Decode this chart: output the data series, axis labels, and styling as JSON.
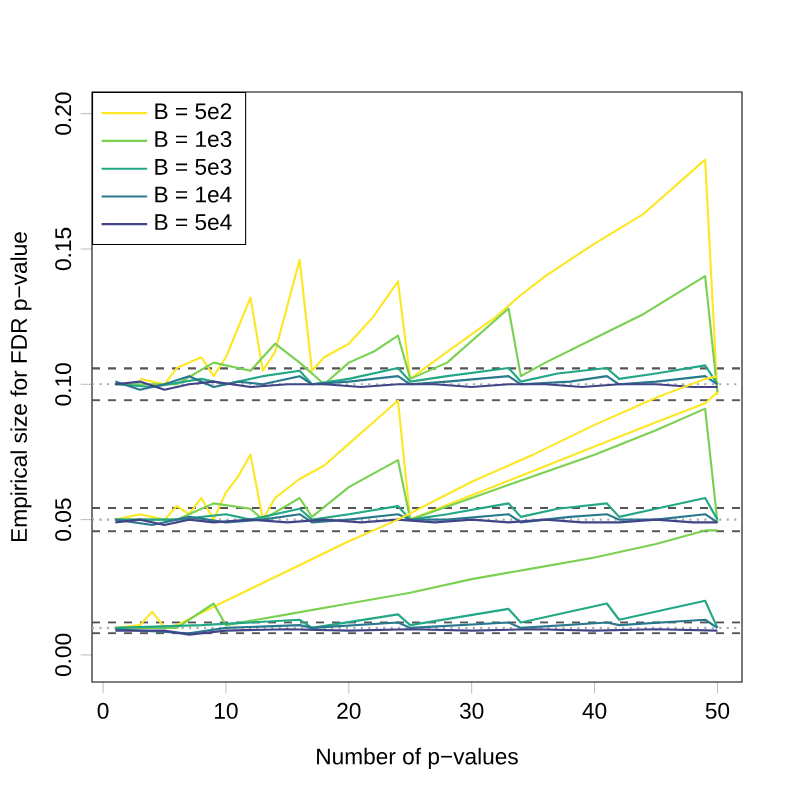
{
  "chart_data": {
    "type": "line",
    "xlabel": "Number of p−values",
    "ylabel": "Empirical size for FDR p−value",
    "xlim": [
      -0.9,
      52
    ],
    "ylim": [
      -0.01,
      0.208
    ],
    "xticks": [
      0,
      10,
      20,
      30,
      40,
      50
    ],
    "yticks": [
      {
        "value": 0,
        "label": "0.00"
      },
      {
        "value": 0.05,
        "label": "0.05"
      },
      {
        "value": 0.1,
        "label": "0.10"
      },
      {
        "value": 0.15,
        "label": "0.15"
      },
      {
        "value": 0.2,
        "label": "0.20"
      }
    ],
    "legend": "top left",
    "marker": "none",
    "ref_lines": [
      {
        "axis": "y",
        "value": 0.1,
        "color": "#aaaaaa",
        "line_style": "dotted"
      },
      {
        "axis": "y",
        "value": 0.0941,
        "color": "#555555",
        "line_style": "dashed"
      },
      {
        "axis": "y",
        "value": 0.1059,
        "color": "#555555",
        "line_style": "dashed"
      },
      {
        "axis": "y",
        "value": 0.05,
        "color": "#aaaaaa",
        "line_style": "dotted"
      },
      {
        "axis": "y",
        "value": 0.0457,
        "color": "#555555",
        "line_style": "dashed"
      },
      {
        "axis": "y",
        "value": 0.0543,
        "color": "#555555",
        "line_style": "dashed"
      },
      {
        "axis": "y",
        "value": 0.01,
        "color": "#aaaaaa",
        "line_style": "dotted"
      },
      {
        "axis": "y",
        "value": 0.008,
        "color": "#555555",
        "line_style": "dashed"
      },
      {
        "axis": "y",
        "value": 0.012,
        "color": "#555555",
        "line_style": "dashed"
      }
    ],
    "series": [
      {
        "name": "B = 5e2",
        "color": "#fde725",
        "x": [
          3,
          5,
          6,
          8,
          9,
          10,
          12,
          13,
          14,
          16,
          17,
          18,
          20,
          22,
          24,
          25,
          28,
          32,
          34,
          36,
          40,
          44,
          49,
          50
        ],
        "values": [
          0.102,
          0.1,
          0.106,
          0.11,
          0.103,
          0.11,
          0.132,
          0.105,
          0.112,
          0.146,
          0.105,
          0.11,
          0.115,
          0.125,
          0.138,
          0.102,
          0.112,
          0.125,
          0.133,
          0.14,
          0.152,
          0.163,
          0.183,
          0.096
        ]
      },
      {
        "name": "B = 1e3",
        "color": "#7ad151",
        "x": [
          1,
          6,
          9,
          12,
          14,
          16,
          18,
          20,
          22,
          24,
          25,
          28,
          33,
          34,
          36,
          40,
          44,
          49,
          50
        ],
        "values": [
          0.1,
          0.1,
          0.108,
          0.105,
          0.115,
          0.108,
          0.1,
          0.108,
          0.112,
          0.118,
          0.102,
          0.108,
          0.128,
          0.103,
          0.108,
          0.117,
          0.126,
          0.14,
          0.097
        ]
      },
      {
        "name": "B = 5e3",
        "color": "#22a884",
        "x": [
          1,
          4,
          8,
          10,
          13,
          16,
          17,
          20,
          24,
          25,
          28,
          33,
          34,
          37,
          41,
          42,
          45,
          49,
          50
        ],
        "values": [
          0.1,
          0.099,
          0.102,
          0.1,
          0.103,
          0.105,
          0.1,
          0.102,
          0.106,
          0.101,
          0.103,
          0.106,
          0.101,
          0.104,
          0.106,
          0.102,
          0.104,
          0.107,
          0.1
        ]
      },
      {
        "name": "B = 1e4",
        "color": "#2a788e",
        "x": [
          1,
          3,
          5,
          7,
          9,
          11,
          13,
          16,
          17,
          20,
          24,
          25,
          28,
          33,
          34,
          38,
          41,
          42,
          45,
          49,
          50
        ],
        "values": [
          0.101,
          0.098,
          0.1,
          0.103,
          0.099,
          0.101,
          0.1,
          0.103,
          0.1,
          0.101,
          0.103,
          0.1,
          0.101,
          0.103,
          0.1,
          0.101,
          0.103,
          0.1,
          0.101,
          0.103,
          0.1
        ]
      },
      {
        "name": "B = 5e4",
        "color": "#414487",
        "x": [
          1,
          3,
          5,
          7,
          9,
          12,
          15,
          18,
          21,
          24,
          27,
          30,
          33,
          36,
          39,
          42,
          45,
          48,
          50
        ],
        "values": [
          0.1,
          0.101,
          0.098,
          0.1,
          0.101,
          0.099,
          0.1,
          0.1,
          0.099,
          0.1,
          0.1,
          0.099,
          0.1,
          0.1,
          0.099,
          0.1,
          0.1,
          0.099,
          0.099
        ]
      },
      {
        "color": "#fde725",
        "x": [
          1,
          3,
          5,
          6,
          7,
          8,
          9,
          10,
          11,
          12,
          13,
          14,
          16,
          18,
          20,
          22,
          24,
          25,
          30,
          35,
          40,
          45,
          49,
          50
        ],
        "values": [
          0.05,
          0.052,
          0.05,
          0.055,
          0.052,
          0.058,
          0.05,
          0.06,
          0.066,
          0.074,
          0.05,
          0.058,
          0.065,
          0.07,
          0.078,
          0.086,
          0.094,
          0.05,
          0.059,
          0.068,
          0.077,
          0.086,
          0.093,
          0.097
        ]
      },
      {
        "color": "#7ad151",
        "x": [
          1,
          6,
          9,
          12,
          13,
          16,
          17,
          20,
          24,
          25,
          30,
          35,
          40,
          45,
          49,
          50
        ],
        "values": [
          0.05,
          0.05,
          0.056,
          0.054,
          0.05,
          0.058,
          0.051,
          0.062,
          0.072,
          0.05,
          0.058,
          0.066,
          0.074,
          0.083,
          0.091,
          0.049
        ]
      },
      {
        "color": "#22a884",
        "x": [
          1,
          6,
          10,
          12,
          16,
          17,
          20,
          24,
          25,
          28,
          33,
          34,
          37,
          41,
          42,
          45,
          49,
          50
        ],
        "values": [
          0.05,
          0.05,
          0.052,
          0.05,
          0.054,
          0.05,
          0.052,
          0.055,
          0.05,
          0.052,
          0.056,
          0.051,
          0.054,
          0.056,
          0.051,
          0.054,
          0.058,
          0.05
        ]
      },
      {
        "color": "#2a788e",
        "x": [
          1,
          4,
          7,
          10,
          13,
          16,
          17,
          20,
          24,
          25,
          28,
          33,
          34,
          38,
          41,
          42,
          45,
          49,
          50
        ],
        "values": [
          0.05,
          0.048,
          0.051,
          0.049,
          0.05,
          0.052,
          0.049,
          0.05,
          0.052,
          0.05,
          0.05,
          0.052,
          0.049,
          0.051,
          0.052,
          0.05,
          0.05,
          0.052,
          0.049
        ]
      },
      {
        "color": "#414487",
        "x": [
          1,
          3,
          5,
          7,
          9,
          12,
          15,
          18,
          21,
          24,
          27,
          30,
          33,
          36,
          39,
          42,
          45,
          48,
          50
        ],
        "values": [
          0.049,
          0.05,
          0.048,
          0.05,
          0.049,
          0.05,
          0.049,
          0.05,
          0.049,
          0.05,
          0.049,
          0.05,
          0.049,
          0.05,
          0.049,
          0.049,
          0.05,
          0.049,
          0.049
        ]
      },
      {
        "color": "#fde725",
        "x": [
          1,
          3,
          4,
          5,
          6,
          10,
          15,
          20,
          24,
          30,
          35,
          40,
          45,
          49,
          50
        ],
        "values": [
          0.01,
          0.011,
          0.016,
          0.01,
          0.011,
          0.02,
          0.031,
          0.042,
          0.05,
          0.064,
          0.074,
          0.085,
          0.095,
          0.102,
          0.103
        ]
      },
      {
        "color": "#7ad151",
        "x": [
          1,
          6,
          9,
          10,
          15,
          20,
          25,
          30,
          35,
          40,
          45,
          49,
          50
        ],
        "values": [
          0.01,
          0.01,
          0.019,
          0.011,
          0.015,
          0.019,
          0.023,
          0.028,
          0.032,
          0.036,
          0.041,
          0.046,
          0.046
        ]
      },
      {
        "color": "#22a884",
        "x": [
          1,
          8,
          16,
          17,
          24,
          25,
          33,
          34,
          41,
          42,
          49,
          50
        ],
        "values": [
          0.01,
          0.011,
          0.013,
          0.01,
          0.015,
          0.011,
          0.017,
          0.012,
          0.019,
          0.013,
          0.02,
          0.01
        ]
      },
      {
        "color": "#2a788e",
        "x": [
          1,
          7,
          10,
          16,
          17,
          24,
          25,
          33,
          34,
          41,
          42,
          49,
          50
        ],
        "values": [
          0.0095,
          0.008,
          0.01,
          0.011,
          0.01,
          0.012,
          0.01,
          0.012,
          0.01,
          0.012,
          0.011,
          0.013,
          0.01
        ]
      },
      {
        "color": "#414487",
        "x": [
          1,
          5,
          7,
          10,
          15,
          20,
          25,
          30,
          35,
          40,
          45,
          50
        ],
        "values": [
          0.009,
          0.009,
          0.0075,
          0.009,
          0.0095,
          0.009,
          0.0095,
          0.009,
          0.0095,
          0.009,
          0.0095,
          0.009
        ]
      }
    ]
  }
}
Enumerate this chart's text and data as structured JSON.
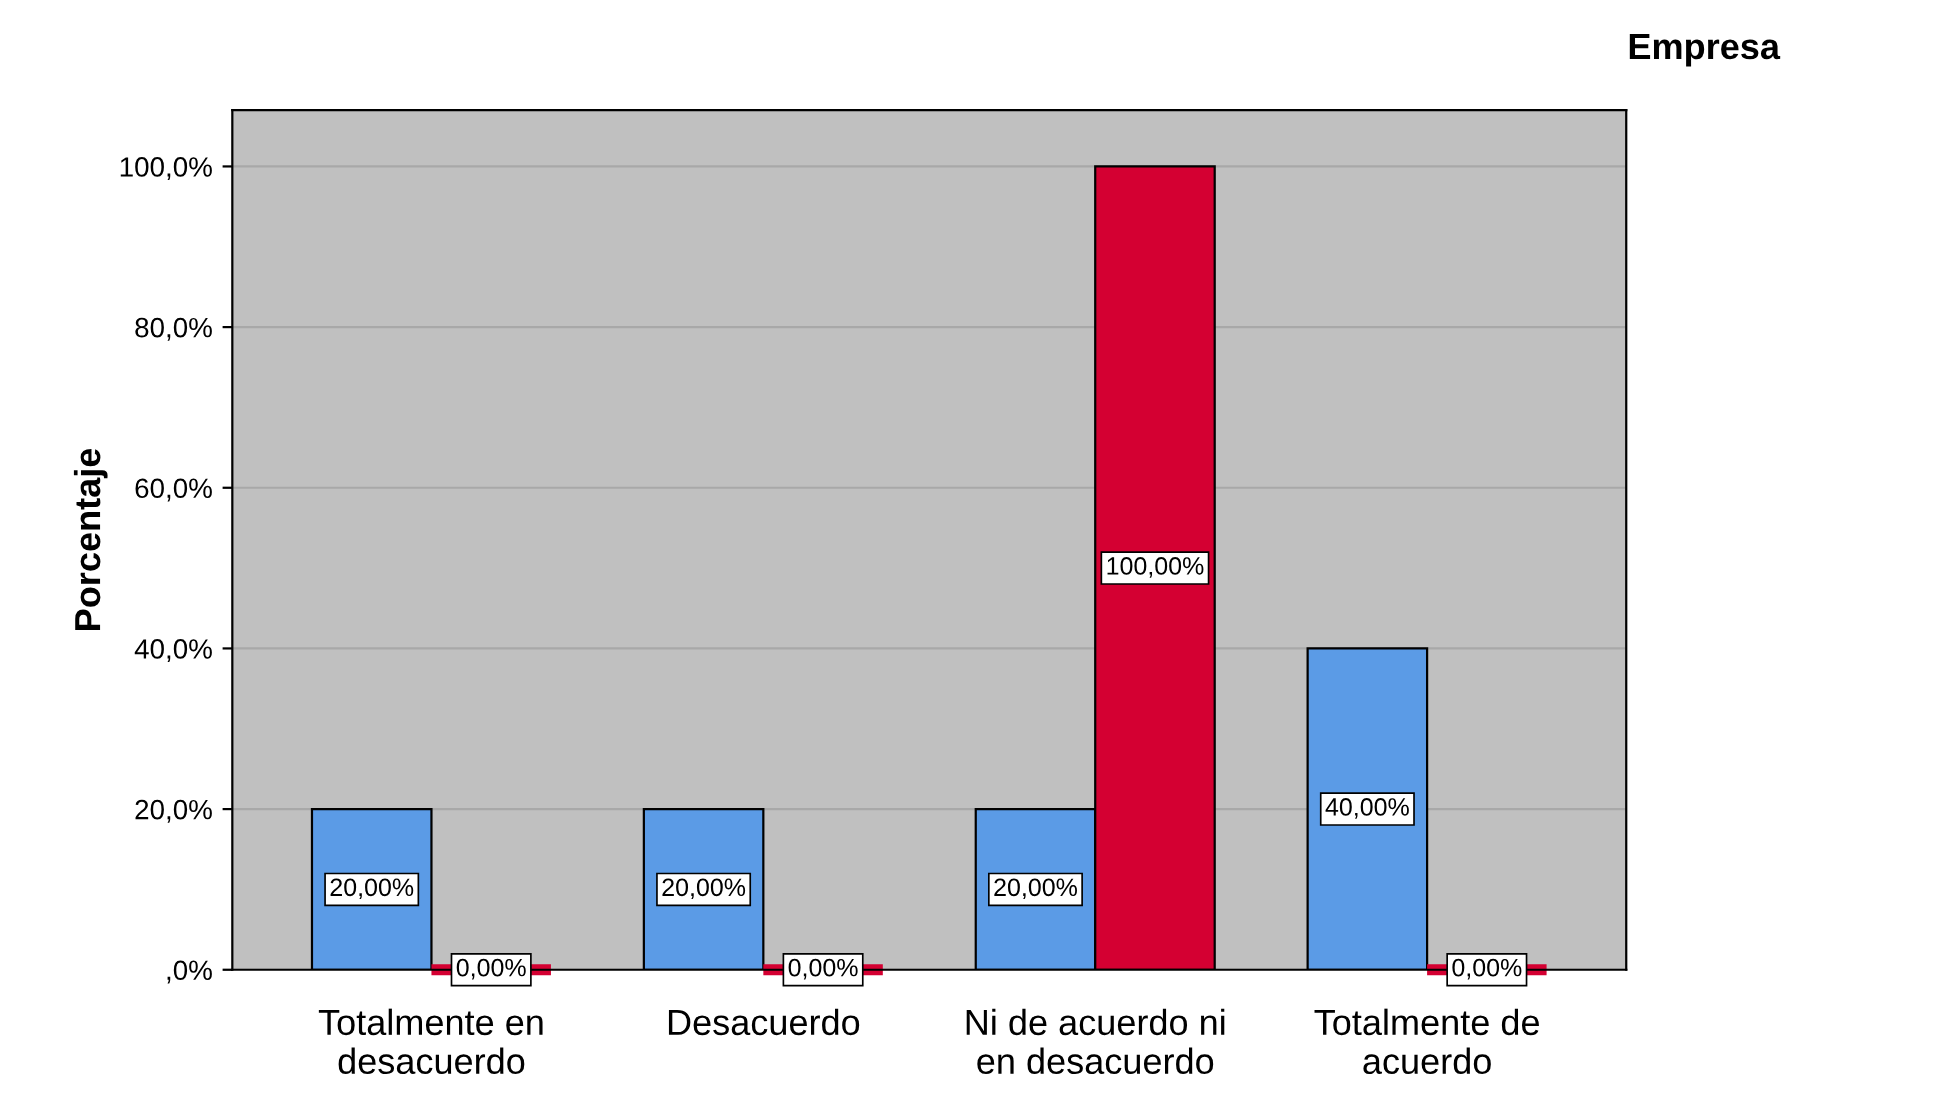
{
  "chart_data": {
    "type": "bar",
    "ylabel": "Porcentaje",
    "legend_title": "Empresa",
    "categories": [
      "Totalmente en\ndesacuerdo",
      "Desacuerdo",
      "Ni de acuerdo ni\nen desacuerdo",
      "Totalmente de\nacuerdo"
    ],
    "series": [
      {
        "color": "#5b9be6",
        "values": [
          20,
          20,
          20,
          40
        ],
        "value_labels": [
          "20,00%",
          "20,00%",
          "20,00%",
          "40,00%"
        ]
      },
      {
        "color": "#d40032",
        "values": [
          0,
          0,
          100,
          0
        ],
        "value_labels": [
          "0,00%",
          "0,00%",
          "100,00%",
          "0,00%"
        ]
      }
    ],
    "ylim": [
      0,
      107
    ],
    "yticks": [
      {
        "value": 0,
        "label": ",0%"
      },
      {
        "value": 20,
        "label": "20,0%"
      },
      {
        "value": 40,
        "label": "40,0%"
      },
      {
        "value": 60,
        "label": "60,0%"
      },
      {
        "value": 80,
        "label": "80,0%"
      },
      {
        "value": 100,
        "label": "100,0%"
      }
    ],
    "grid": "y"
  }
}
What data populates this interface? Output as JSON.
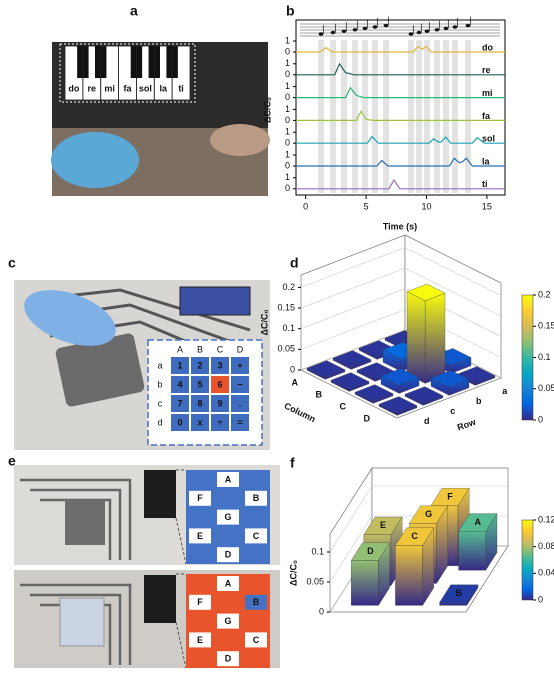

^^^^^^^^^^^^^^^^

* **DO THIS**
Working from the line that contains "Enumerate this chart's" to the last line of the listing, please quote each line exactly, pictures excluded.

* **TASK OUTPUT**
Enumerate this chart's text and data as structured JSON.
{
  "chart_data": {
    "type": "bar",
    "ylabel": "Porcentaje",
    "legend_title": "Empresa",
    "categories": [
      "Totalmente en\ndesacuerdo",
      "Desacuerdo",
      "Ni de acuerdo ni\nen desacuerdo",
      "Totalmente de\nacuerdo"
    ],
    "series": [
      {
        "color": "#5b9be6",
        "values": [
          20,
          20,
          20,
          40
        ],
        "value_labels": [
          "20,00%",
          "20,00%",
          "20,00%",
          "40,00%"
        ]
      },
      {
        "color": "#d40032",
        "values": [
          0,
          0,
          100,
          0
        ],
        "value_labels": [
          "0,00%",
          "0,00%",
          "100,00%",
          "0,00%"
        ]
      }
    ],
    "ylim": [
      0,
      107
    ],
    "yticks": [
      {
        "value": 0,
        "label": ",0%"
      },
      {
        "value": 20,
        "label": "20,0%"
      },
      {
        "value": 40,
        "label": "40,0%"
      },
      {
        "value": 60,
        "label": "60,0%"
      },
      {
        "value": 80,
        "label": "80,0%"
      },
      {
        "value": 100,
        "label": "100,0%"
      }
    ],
    "grid": "y"
  }
}
What data populates this interface? Output as JSON.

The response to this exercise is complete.